> Task material
════

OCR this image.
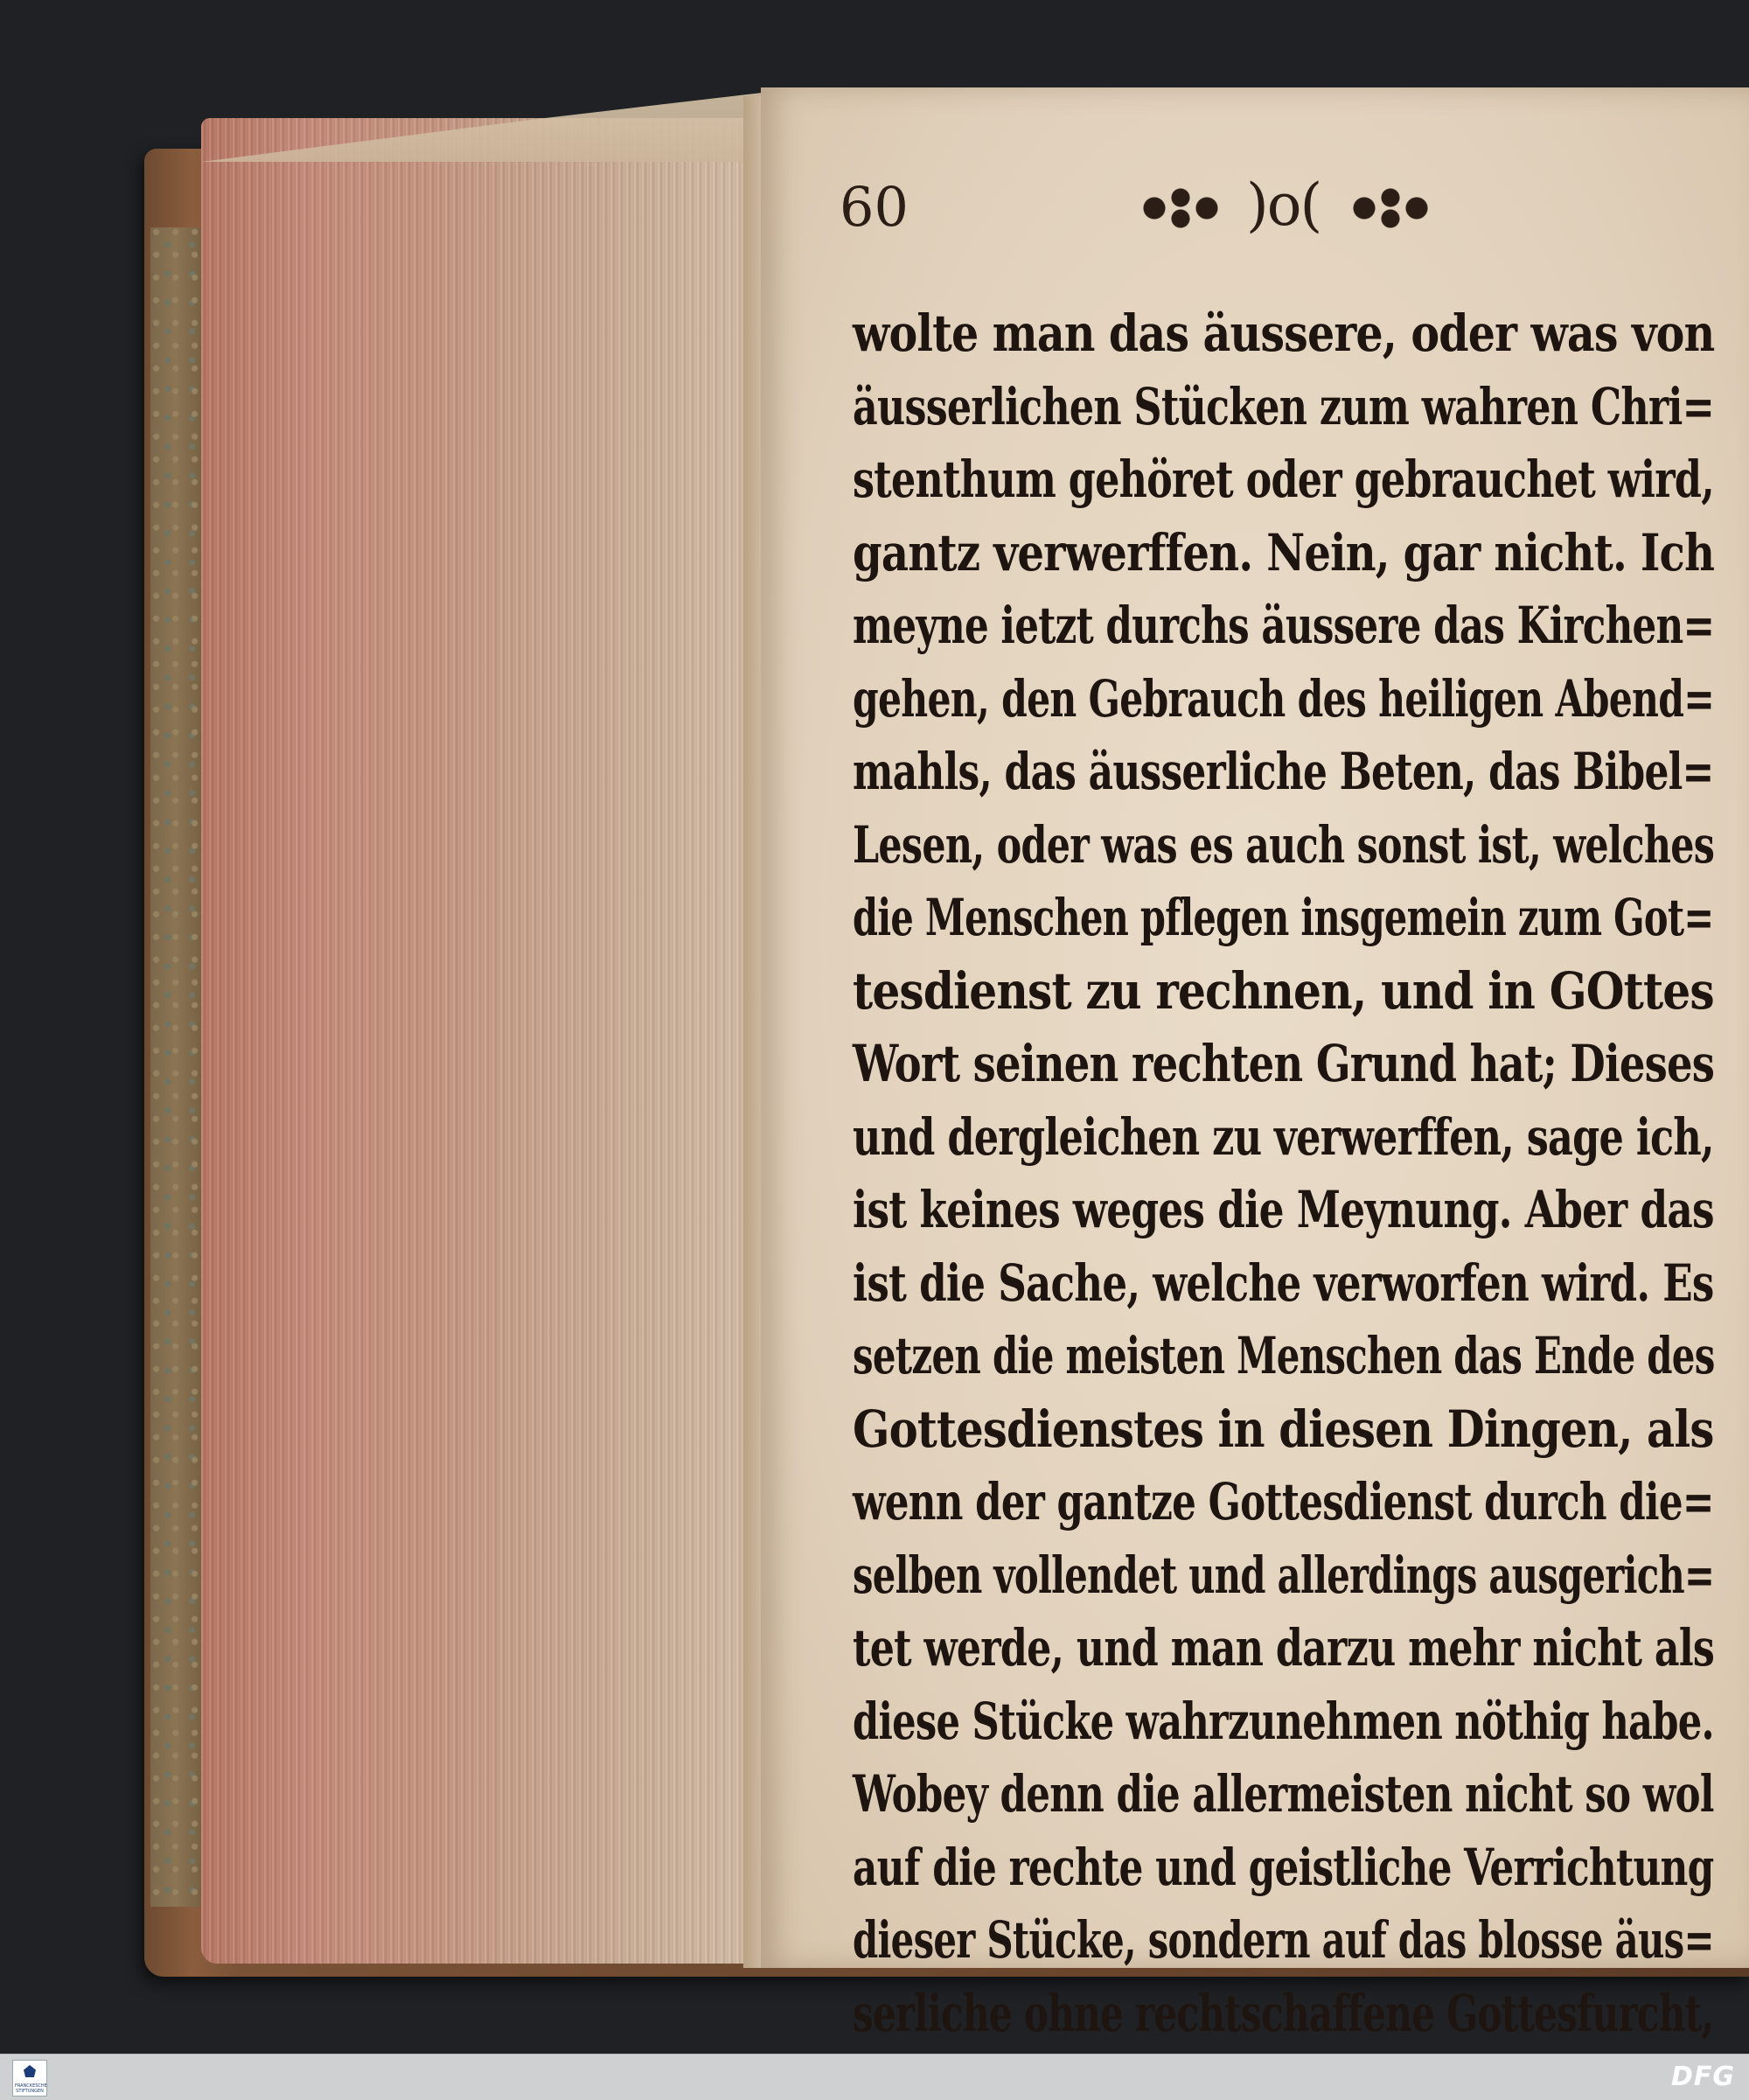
60	)o(
wolte man das äussere, oder was von
äusserlichen Stücken zum wahren Chri=
stenthum gehöret oder gebrauchet wird,
gantz verwerffen. Nein, gar nicht. Ich
meyne ietzt durchs äussere das Kirchen=
gehen, den Gebrauch des heiligen Abend=
mahls, das äusserliche Beten, das Bibel=
Lesen, oder was es auch sonst ist, welches
die Menschen pflegen insgemein zum Got=
tesdienst zu rechnen, und in GOttes
Wort seinen rechten Grund hat; Dieses
und dergleichen zu verwerffen, sage ich,
ist keines weges die Meynung. Aber das
ist die Sache, welche verworfen wird. Es
setzen die meisten Menschen das Ende des
Gottesdienstes in diesen Dingen, als
wenn der gantze Gottesdienst durch die=
selben vollendet und allerdings ausgerich=
tet werde, und man darzu mehr nicht als
diese Stücke wahrzunehmen nöthig habe.
Wobey denn die allermeisten nicht so wol
auf die rechte und geistliche Verrichtung
dieser Stücke, sondern auf das blosse äus=
serliche ohne rechtschaffene Gottesfurcht,
FRANCKESCHE STIFTUNGEN	DFG
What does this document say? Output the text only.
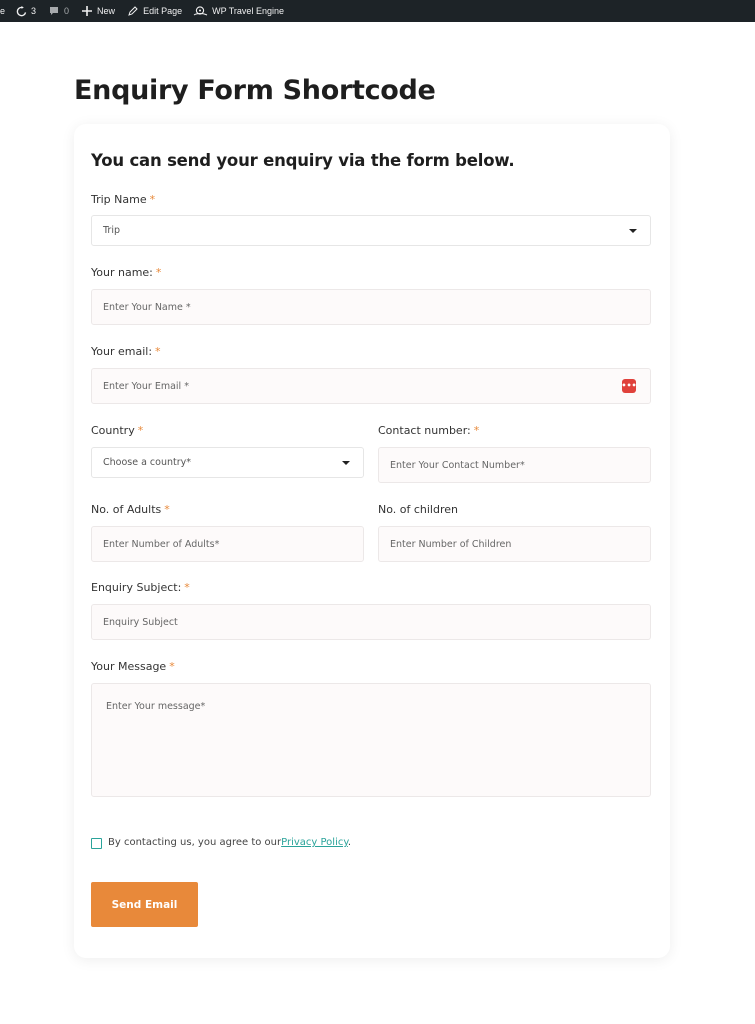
e	3	0	New	Edit Page	WP Travel Engine
Enquiry Form Shortcode
You can send your enquiry via the form below.
Trip Name *
Trip
Your name: *
Enter Your Name *
Your email: *
Enter Your Email *	•••
Country *
Choose a country*
Contact number: *
Enter Your Contact Number*
No. of Adults *
Enter Number of Adults*
No. of children
Enter Number of Children
Enquiry Subject: *
Enquiry Subject
Your Message *
Enter Your message*
By contacting us, you agree to ourPrivacy Policy.
Send Email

════

> Exercise brief
Copy each line of the records that contains the word "wird".

> Reply to the exercise
stenthum gehöret oder gebrauchet wird,
ist die Sache, welche verworfen wird. Es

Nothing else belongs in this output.